* WHAT NEEDS TO BE DONE *
Give the entries again exactly, every one of them.

* Extracted data entries *
— Begin —
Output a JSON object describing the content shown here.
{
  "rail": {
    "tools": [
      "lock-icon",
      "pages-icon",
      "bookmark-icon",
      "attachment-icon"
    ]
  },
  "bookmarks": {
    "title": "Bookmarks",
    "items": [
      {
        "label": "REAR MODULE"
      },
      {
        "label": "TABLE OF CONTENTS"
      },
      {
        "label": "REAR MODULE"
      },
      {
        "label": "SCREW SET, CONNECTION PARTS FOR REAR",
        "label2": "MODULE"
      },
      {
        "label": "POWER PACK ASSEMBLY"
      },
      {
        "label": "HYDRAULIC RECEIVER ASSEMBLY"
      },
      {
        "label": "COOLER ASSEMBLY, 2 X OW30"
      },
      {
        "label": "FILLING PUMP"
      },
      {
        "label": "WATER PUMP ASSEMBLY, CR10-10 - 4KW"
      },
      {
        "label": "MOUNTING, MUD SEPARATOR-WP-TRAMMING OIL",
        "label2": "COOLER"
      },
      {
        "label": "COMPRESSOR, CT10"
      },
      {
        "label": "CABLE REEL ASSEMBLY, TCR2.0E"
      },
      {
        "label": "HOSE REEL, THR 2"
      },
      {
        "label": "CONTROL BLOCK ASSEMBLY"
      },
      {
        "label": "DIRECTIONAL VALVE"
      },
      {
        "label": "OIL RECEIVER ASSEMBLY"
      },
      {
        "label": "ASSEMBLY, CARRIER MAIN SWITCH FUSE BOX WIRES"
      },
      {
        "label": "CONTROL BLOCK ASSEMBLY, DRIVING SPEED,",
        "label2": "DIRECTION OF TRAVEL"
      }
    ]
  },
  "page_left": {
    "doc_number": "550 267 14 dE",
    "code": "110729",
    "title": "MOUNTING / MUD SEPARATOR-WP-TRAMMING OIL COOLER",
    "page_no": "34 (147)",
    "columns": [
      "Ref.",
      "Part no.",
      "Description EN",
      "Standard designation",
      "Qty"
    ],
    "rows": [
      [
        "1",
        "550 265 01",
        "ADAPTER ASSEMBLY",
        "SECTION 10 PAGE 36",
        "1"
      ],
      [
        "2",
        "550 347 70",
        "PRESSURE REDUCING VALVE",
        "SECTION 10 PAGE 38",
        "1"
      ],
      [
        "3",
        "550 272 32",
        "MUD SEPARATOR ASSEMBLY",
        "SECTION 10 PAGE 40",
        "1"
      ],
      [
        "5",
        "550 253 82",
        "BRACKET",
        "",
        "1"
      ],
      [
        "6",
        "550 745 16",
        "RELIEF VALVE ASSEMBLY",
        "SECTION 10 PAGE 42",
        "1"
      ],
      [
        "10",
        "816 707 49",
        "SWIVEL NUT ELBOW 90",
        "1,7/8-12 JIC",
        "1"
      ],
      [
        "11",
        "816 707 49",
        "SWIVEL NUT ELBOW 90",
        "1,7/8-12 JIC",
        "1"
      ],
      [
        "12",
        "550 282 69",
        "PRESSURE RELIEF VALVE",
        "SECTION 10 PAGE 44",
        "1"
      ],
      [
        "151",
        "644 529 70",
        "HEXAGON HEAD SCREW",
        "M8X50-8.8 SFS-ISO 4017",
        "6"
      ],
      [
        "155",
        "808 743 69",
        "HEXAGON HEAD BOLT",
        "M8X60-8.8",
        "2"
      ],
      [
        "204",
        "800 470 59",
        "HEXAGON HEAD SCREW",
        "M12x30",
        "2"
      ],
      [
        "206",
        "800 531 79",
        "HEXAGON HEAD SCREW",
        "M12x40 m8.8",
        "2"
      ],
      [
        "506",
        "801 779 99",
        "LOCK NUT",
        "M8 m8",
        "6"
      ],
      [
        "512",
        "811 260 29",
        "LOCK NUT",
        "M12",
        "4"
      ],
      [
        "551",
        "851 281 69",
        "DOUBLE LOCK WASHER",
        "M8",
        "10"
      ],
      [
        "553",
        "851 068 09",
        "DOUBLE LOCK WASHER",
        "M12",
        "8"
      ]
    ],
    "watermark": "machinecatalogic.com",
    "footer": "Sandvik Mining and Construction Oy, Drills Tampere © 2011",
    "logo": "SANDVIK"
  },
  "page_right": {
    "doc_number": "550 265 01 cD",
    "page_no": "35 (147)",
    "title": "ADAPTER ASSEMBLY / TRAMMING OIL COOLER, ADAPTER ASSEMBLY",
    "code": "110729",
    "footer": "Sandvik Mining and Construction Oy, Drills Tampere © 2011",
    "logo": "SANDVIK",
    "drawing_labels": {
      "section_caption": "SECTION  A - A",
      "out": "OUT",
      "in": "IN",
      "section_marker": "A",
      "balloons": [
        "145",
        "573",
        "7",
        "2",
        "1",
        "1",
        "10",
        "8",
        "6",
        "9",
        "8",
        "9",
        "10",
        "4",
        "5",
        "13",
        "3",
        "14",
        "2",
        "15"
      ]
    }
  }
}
— End —
* SOLUTION FOR THIS TASK *
Output a JSON object describing the content shown here.
{
  "rail": {
    "tools": [
      "lock-icon",
      "pages-icon",
      "bookmark-icon",
      "attachment-icon"
    ]
  },
  "bookmarks": {
    "title": "Bookmarks",
    "items": [
      {
        "label": "REAR MODULE"
      },
      {
        "label": "TABLE OF CONTENTS"
      },
      {
        "label": "REAR MODULE"
      },
      {
        "label": "SCREW SET, CONNECTION PARTS FOR REAR",
        "label2": "MODULE"
      },
      {
        "label": "POWER PACK ASSEMBLY"
      },
      {
        "label": "HYDRAULIC RECEIVER ASSEMBLY"
      },
      {
        "label": "COOLER ASSEMBLY, 2 X OW30"
      },
      {
        "label": "FILLING PUMP"
      },
      {
        "label": "WATER PUMP ASSEMBLY, CR10-10 - 4KW"
      },
      {
        "label": "MOUNTING, MUD SEPARATOR-WP-TRAMMING OIL",
        "label2": "COOLER"
      },
      {
        "label": "COMPRESSOR, CT10"
      },
      {
        "label": "CABLE REEL ASSEMBLY, TCR2.0E"
      },
      {
        "label": "HOSE REEL, THR 2"
      },
      {
        "label": "CONTROL BLOCK ASSEMBLY"
      },
      {
        "label": "DIRECTIONAL VALVE"
      },
      {
        "label": "OIL RECEIVER ASSEMBLY"
      },
      {
        "label": "ASSEMBLY, CARRIER MAIN SWITCH FUSE BOX WIRES"
      },
      {
        "label": "CONTROL BLOCK ASSEMBLY, DRIVING SPEED,",
        "label2": "DIRECTION OF TRAVEL"
      }
    ]
  },
  "page_left": {
    "doc_number": "550 267 14 dE",
    "code": "110729",
    "title": "MOUNTING / MUD SEPARATOR-WP-TRAMMING OIL COOLER",
    "page_no": "34 (147)",
    "columns": [
      "Ref.",
      "Part no.",
      "Description EN",
      "Standard designation",
      "Qty"
    ],
    "rows": [
      [
        "1",
        "550 265 01",
        "ADAPTER ASSEMBLY",
        "SECTION 10 PAGE 36",
        "1"
      ],
      [
        "2",
        "550 347 70",
        "PRESSURE REDUCING VALVE",
        "SECTION 10 PAGE 38",
        "1"
      ],
      [
        "3",
        "550 272 32",
        "MUD SEPARATOR ASSEMBLY",
        "SECTION 10 PAGE 40",
        "1"
      ],
      [
        "5",
        "550 253 82",
        "BRACKET",
        "",
        "1"
      ],
      [
        "6",
        "550 745 16",
        "RELIEF VALVE ASSEMBLY",
        "SECTION 10 PAGE 42",
        "1"
      ],
      [
        "10",
        "816 707 49",
        "SWIVEL NUT ELBOW 90",
        "1,7/8-12 JIC",
        "1"
      ],
      [
        "11",
        "816 707 49",
        "SWIVEL NUT ELBOW 90",
        "1,7/8-12 JIC",
        "1"
      ],
      [
        "12",
        "550 282 69",
        "PRESSURE RELIEF VALVE",
        "SECTION 10 PAGE 44",
        "1"
      ],
      [
        "151",
        "644 529 70",
        "HEXAGON HEAD SCREW",
        "M8X50-8.8 SFS-ISO 4017",
        "6"
      ],
      [
        "155",
        "808 743 69",
        "HEXAGON HEAD BOLT",
        "M8X60-8.8",
        "2"
      ],
      [
        "204",
        "800 470 59",
        "HEXAGON HEAD SCREW",
        "M12x30",
        "2"
      ],
      [
        "206",
        "800 531 79",
        "HEXAGON HEAD SCREW",
        "M12x40 m8.8",
        "2"
      ],
      [
        "506",
        "801 779 99",
        "LOCK NUT",
        "M8 m8",
        "6"
      ],
      [
        "512",
        "811 260 29",
        "LOCK NUT",
        "M12",
        "4"
      ],
      [
        "551",
        "851 281 69",
        "DOUBLE LOCK WASHER",
        "M8",
        "10"
      ],
      [
        "553",
        "851 068 09",
        "DOUBLE LOCK WASHER",
        "M12",
        "8"
      ]
    ],
    "watermark": "machinecatalogic.com",
    "footer": "Sandvik Mining and Construction Oy, Drills Tampere © 2011",
    "logo": "SANDVIK"
  },
  "page_right": {
    "doc_number": "550 265 01 cD",
    "page_no": "35 (147)",
    "title": "ADAPTER ASSEMBLY / TRAMMING OIL COOLER, ADAPTER ASSEMBLY",
    "code": "110729",
    "footer": "Sandvik Mining and Construction Oy, Drills Tampere © 2011",
    "logo": "SANDVIK",
    "drawing_labels": {
      "section_caption": "SECTION  A - A",
      "out": "OUT",
      "in": "IN",
      "section_marker": "A",
      "balloons": [
        "145",
        "573",
        "7",
        "2",
        "1",
        "1",
        "10",
        "8",
        "6",
        "9",
        "8",
        "9",
        "10",
        "4",
        "5",
        "13",
        "3",
        "14",
        "2",
        "15"
      ]
    }
  }
}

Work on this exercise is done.